**GIVEN INSTRUCTION:** Copy the listing below in full and skip every picture.

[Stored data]
▶
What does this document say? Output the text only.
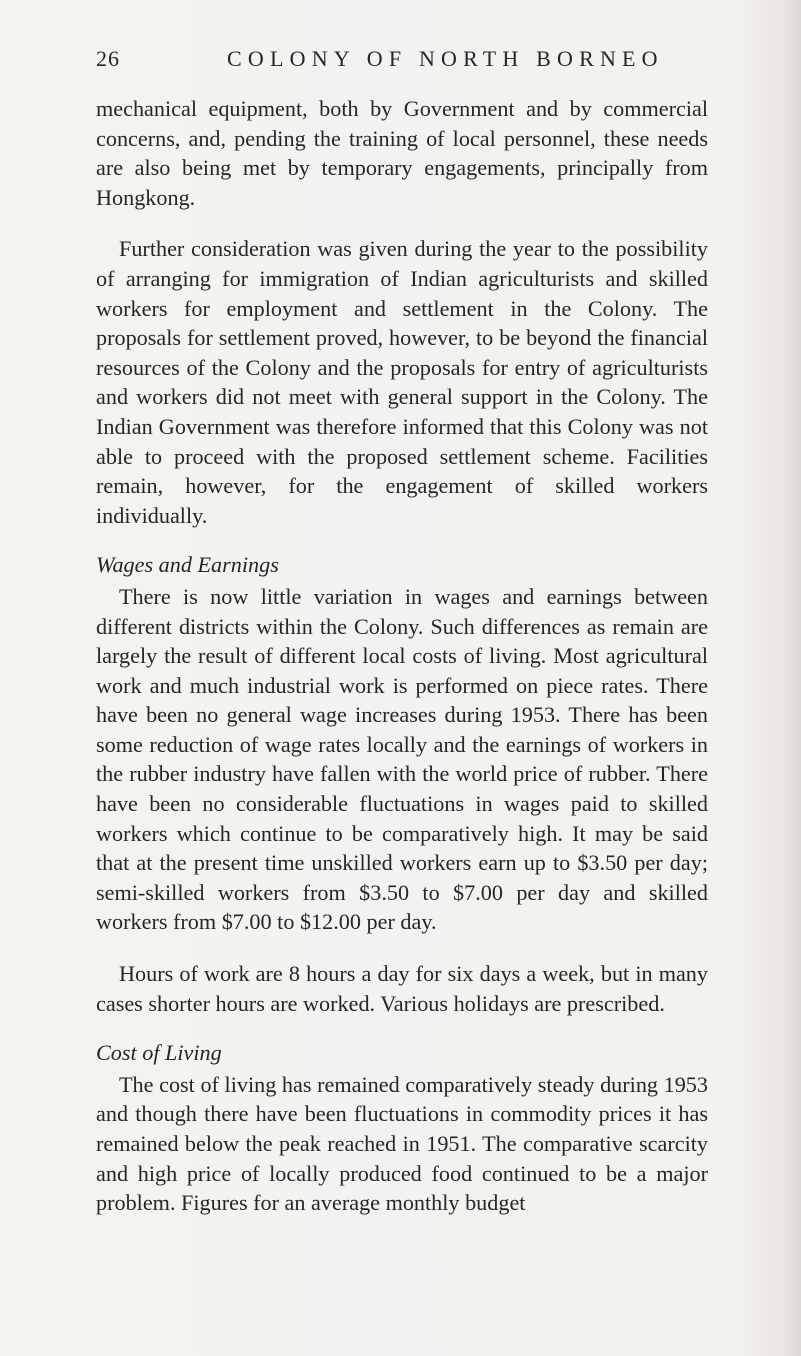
26	COLONY OF NORTH BORNEO

mechanical equipment, both by Government and by commercial concerns, and, pending the training of local personnel, these needs are also being met by temporary engagements, principally from Hongkong.

Further consideration was given during the year to the possibility of arranging for immigration of Indian agriculturists and skilled workers for employment and settlement in the Colony. The proposals for settlement proved, however, to be beyond the financial resources of the Colony and the proposals for entry of agriculturists and workers did not meet with general support in the Colony. The Indian Government was therefore informed that this Colony was not able to proceed with the proposed settlement scheme. Facilities remain, however, for the engagement of skilled workers individually.

Wages and Earnings

There is now little variation in wages and earnings between different districts within the Colony. Such differences as remain are largely the result of different local costs of living. Most agricultural work and much industrial work is performed on piece rates. There have been no general wage increases during 1953. There has been some reduction of wage rates locally and the earnings of workers in the rubber industry have fallen with the world price of rubber. There have been no considerable fluctuations in wages paid to skilled workers which continue to be comparatively high. It may be said that at the present time unskilled workers earn up to $3.50 per day; semi-skilled workers from $3.50 to $7.00 per day and skilled workers from $7.00 to $12.00 per day.

Hours of work are 8 hours a day for six days a week, but in many cases shorter hours are worked. Various holidays are prescribed.

Cost of Living

The cost of living has remained comparatively steady during 1953 and though there have been fluctuations in commodity prices it has remained below the peak reached in 1951. The comparative scarcity and high price of locally produced food continued to be a major problem. Figures for an average monthly budget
◀
**REPLY:**
What does this document say? Output the text only.
26	COLONY OF NORTH BORNEO

mechanical equipment, both by Government and by commercial concerns, and, pending the training of local personnel, these needs are also being met by temporary engagements, principally from Hongkong.

Further consideration was given during the year to the possibility of arranging for immigration of Indian agriculturists and skilled workers for employment and settlement in the Colony. The proposals for settlement proved, however, to be beyond the financial resources of the Colony and the proposals for entry of agriculturists and workers did not meet with general support in the Colony. The Indian Government was therefore informed that this Colony was not able to proceed with the proposed settlement scheme. Facilities remain, however, for the engagement of skilled workers individually.

Wages and Earnings

There is now little variation in wages and earnings between different districts within the Colony. Such differences as remain are largely the result of different local costs of living. Most agricultural work and much industrial work is performed on piece rates. There have been no general wage increases during 1953. There has been some reduction of wage rates locally and the earnings of workers in the rubber industry have fallen with the world price of rubber. There have been no considerable fluctuations in wages paid to skilled workers which continue to be comparatively high. It may be said that at the present time unskilled workers earn up to $3.50 per day; semi-skilled workers from $3.50 to $7.00 per day and skilled workers from $7.00 to $12.00 per day.

Hours of work are 8 hours a day for six days a week, but in many cases shorter hours are worked. Various holidays are prescribed.

Cost of Living

The cost of living has remained comparatively steady during 1953 and though there have been fluctuations in commodity prices it has remained below the peak reached in 1951. The comparative scarcity and high price of locally produced food continued to be a major problem. Figures for an average monthly budget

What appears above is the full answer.